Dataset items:
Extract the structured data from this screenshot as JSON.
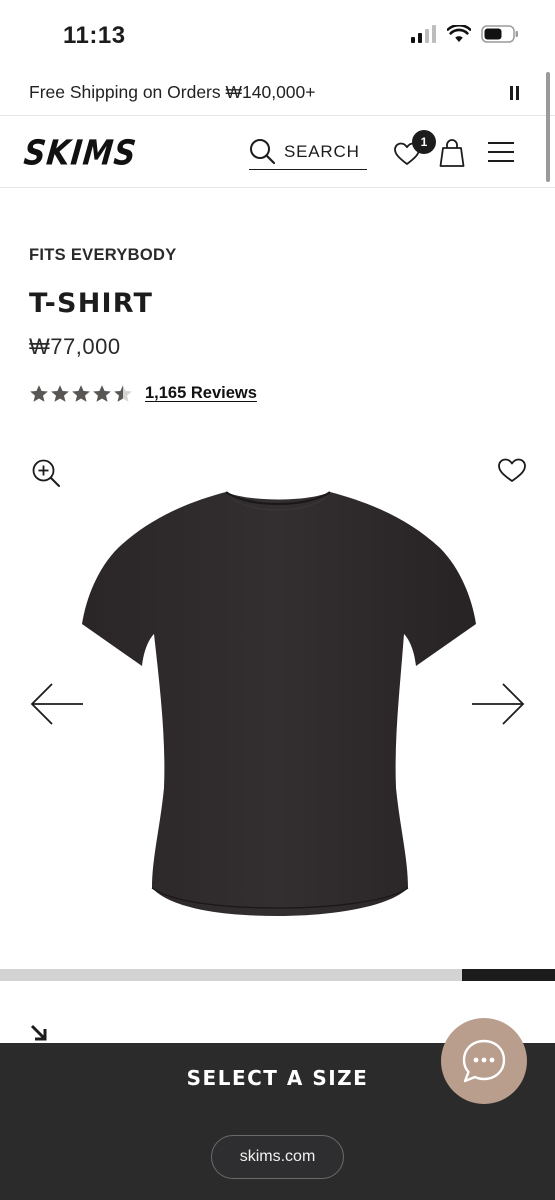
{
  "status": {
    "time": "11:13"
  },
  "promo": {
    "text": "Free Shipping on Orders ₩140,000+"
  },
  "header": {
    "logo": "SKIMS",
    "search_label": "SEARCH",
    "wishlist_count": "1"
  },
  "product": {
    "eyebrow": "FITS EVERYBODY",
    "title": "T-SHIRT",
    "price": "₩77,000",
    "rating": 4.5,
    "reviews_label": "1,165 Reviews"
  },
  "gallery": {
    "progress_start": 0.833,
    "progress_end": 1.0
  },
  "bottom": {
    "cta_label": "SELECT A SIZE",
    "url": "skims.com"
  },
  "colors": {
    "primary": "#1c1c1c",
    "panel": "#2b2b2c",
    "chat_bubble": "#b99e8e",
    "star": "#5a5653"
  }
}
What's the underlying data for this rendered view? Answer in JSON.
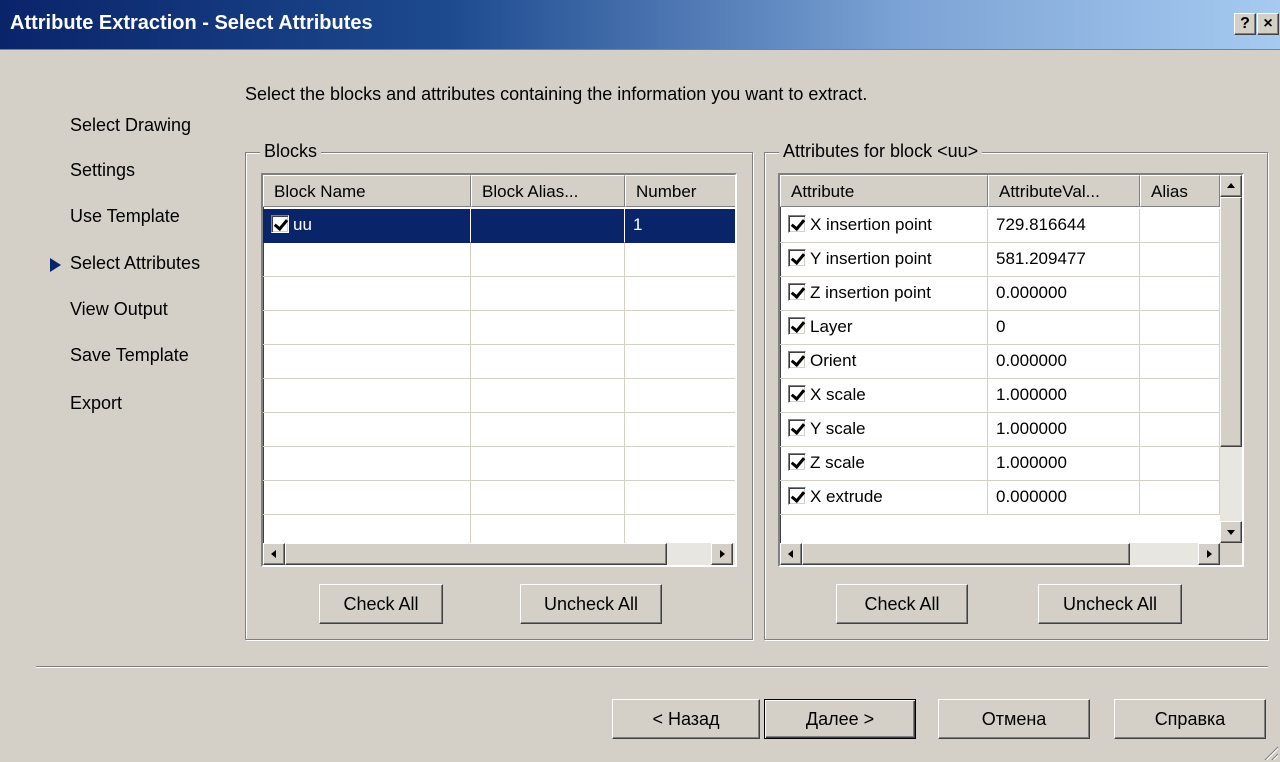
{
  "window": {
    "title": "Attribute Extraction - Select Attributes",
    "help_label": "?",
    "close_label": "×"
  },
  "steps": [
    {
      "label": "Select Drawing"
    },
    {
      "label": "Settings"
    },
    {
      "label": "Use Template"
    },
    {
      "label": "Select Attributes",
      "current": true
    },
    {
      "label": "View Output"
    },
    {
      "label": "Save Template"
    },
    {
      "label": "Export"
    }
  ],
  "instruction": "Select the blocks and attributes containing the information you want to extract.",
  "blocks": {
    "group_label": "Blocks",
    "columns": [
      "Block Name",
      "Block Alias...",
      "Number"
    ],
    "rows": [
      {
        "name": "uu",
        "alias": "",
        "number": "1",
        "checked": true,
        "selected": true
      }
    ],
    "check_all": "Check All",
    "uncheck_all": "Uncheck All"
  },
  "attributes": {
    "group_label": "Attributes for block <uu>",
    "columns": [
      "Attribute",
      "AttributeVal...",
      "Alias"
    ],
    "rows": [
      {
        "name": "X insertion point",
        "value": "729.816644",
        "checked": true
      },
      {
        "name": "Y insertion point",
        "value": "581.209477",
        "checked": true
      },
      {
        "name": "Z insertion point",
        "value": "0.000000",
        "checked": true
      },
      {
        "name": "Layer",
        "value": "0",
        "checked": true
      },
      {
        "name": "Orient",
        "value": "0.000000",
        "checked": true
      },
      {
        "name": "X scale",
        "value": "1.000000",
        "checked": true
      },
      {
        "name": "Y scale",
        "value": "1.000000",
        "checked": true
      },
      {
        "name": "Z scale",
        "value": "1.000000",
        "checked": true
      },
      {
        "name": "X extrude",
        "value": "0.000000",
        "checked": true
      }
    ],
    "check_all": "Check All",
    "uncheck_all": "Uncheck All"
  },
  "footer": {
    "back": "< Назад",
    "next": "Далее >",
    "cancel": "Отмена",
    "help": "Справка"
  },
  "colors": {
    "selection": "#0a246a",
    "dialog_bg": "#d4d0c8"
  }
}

--- WHAT TO DO ---
Take every line from the data that contains the word "scale".

--- RESULT OF THIS EXERCISE ---
        "name": "X scale",
        "name": "Y scale",
        "name": "Z scale",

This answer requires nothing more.